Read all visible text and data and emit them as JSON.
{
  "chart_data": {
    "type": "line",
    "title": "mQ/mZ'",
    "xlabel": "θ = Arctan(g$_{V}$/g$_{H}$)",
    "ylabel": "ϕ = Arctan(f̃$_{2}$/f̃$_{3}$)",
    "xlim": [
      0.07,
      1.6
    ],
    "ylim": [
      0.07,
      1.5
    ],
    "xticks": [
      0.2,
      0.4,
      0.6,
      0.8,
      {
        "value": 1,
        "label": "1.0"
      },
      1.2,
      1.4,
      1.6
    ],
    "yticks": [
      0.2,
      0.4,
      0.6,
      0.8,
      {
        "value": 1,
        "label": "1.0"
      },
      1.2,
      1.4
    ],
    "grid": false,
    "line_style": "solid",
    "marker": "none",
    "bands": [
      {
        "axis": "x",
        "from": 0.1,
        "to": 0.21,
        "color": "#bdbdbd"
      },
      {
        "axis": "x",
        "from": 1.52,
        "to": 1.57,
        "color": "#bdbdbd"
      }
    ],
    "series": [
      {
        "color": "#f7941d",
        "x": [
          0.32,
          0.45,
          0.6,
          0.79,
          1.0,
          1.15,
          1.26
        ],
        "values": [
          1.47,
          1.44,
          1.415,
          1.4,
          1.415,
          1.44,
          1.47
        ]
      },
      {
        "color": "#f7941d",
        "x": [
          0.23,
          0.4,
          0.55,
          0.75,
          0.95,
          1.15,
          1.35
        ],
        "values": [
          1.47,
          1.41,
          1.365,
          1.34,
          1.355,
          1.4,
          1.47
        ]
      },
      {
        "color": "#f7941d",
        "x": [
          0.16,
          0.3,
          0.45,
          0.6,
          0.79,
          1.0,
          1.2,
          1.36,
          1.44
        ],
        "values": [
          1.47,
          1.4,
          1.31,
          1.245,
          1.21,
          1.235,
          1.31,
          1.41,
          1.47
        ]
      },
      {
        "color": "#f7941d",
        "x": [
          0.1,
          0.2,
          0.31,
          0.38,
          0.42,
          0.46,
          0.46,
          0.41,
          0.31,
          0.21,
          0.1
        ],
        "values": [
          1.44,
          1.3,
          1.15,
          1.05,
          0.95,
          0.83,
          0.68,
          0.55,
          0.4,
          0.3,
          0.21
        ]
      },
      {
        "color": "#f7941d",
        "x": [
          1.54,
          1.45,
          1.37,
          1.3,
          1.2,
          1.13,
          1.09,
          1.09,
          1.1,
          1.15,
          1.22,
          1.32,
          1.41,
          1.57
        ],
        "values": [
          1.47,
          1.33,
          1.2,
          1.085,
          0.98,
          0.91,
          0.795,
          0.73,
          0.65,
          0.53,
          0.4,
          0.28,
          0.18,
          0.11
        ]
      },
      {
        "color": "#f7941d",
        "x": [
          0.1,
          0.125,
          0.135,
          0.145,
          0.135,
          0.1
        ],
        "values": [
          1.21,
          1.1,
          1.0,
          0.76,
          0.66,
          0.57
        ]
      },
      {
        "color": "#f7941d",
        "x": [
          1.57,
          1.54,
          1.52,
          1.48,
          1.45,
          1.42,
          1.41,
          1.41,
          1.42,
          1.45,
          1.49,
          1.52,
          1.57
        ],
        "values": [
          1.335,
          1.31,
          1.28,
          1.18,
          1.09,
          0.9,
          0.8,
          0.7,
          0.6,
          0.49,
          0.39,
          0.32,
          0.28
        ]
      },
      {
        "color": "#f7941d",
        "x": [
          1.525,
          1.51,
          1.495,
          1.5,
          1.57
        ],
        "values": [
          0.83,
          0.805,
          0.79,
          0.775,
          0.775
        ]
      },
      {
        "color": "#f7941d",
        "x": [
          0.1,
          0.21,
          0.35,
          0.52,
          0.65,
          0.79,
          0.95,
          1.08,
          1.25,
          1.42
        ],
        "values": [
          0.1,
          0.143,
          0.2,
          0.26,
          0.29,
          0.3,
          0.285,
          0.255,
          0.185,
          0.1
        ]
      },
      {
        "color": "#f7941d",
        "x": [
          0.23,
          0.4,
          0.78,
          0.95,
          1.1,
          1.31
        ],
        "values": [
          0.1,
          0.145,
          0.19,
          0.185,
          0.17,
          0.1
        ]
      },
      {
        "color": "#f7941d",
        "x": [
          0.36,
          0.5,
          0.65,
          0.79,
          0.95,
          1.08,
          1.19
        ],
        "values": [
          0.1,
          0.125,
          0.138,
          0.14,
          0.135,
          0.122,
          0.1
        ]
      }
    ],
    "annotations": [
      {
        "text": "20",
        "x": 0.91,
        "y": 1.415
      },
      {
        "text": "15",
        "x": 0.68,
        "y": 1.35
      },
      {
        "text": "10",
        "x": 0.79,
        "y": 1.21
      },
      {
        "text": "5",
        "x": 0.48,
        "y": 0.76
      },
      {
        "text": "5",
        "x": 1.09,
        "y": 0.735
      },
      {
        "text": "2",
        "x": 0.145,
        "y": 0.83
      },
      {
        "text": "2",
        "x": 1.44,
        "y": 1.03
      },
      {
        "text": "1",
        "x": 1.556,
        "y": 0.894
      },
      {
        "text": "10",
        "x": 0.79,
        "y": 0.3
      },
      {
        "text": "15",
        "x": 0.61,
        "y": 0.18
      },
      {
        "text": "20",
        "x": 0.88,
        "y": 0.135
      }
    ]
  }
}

THE TASK: Select and copy each line from the data that includes the word "Arctan".

SOLUTION BELOW:
    "xlabel": "θ = Arctan(g$_{V}$/g$_{H}$)",
    "ylabel": "ϕ = Arctan(f̃$_{2}$/f̃$_{3}$)",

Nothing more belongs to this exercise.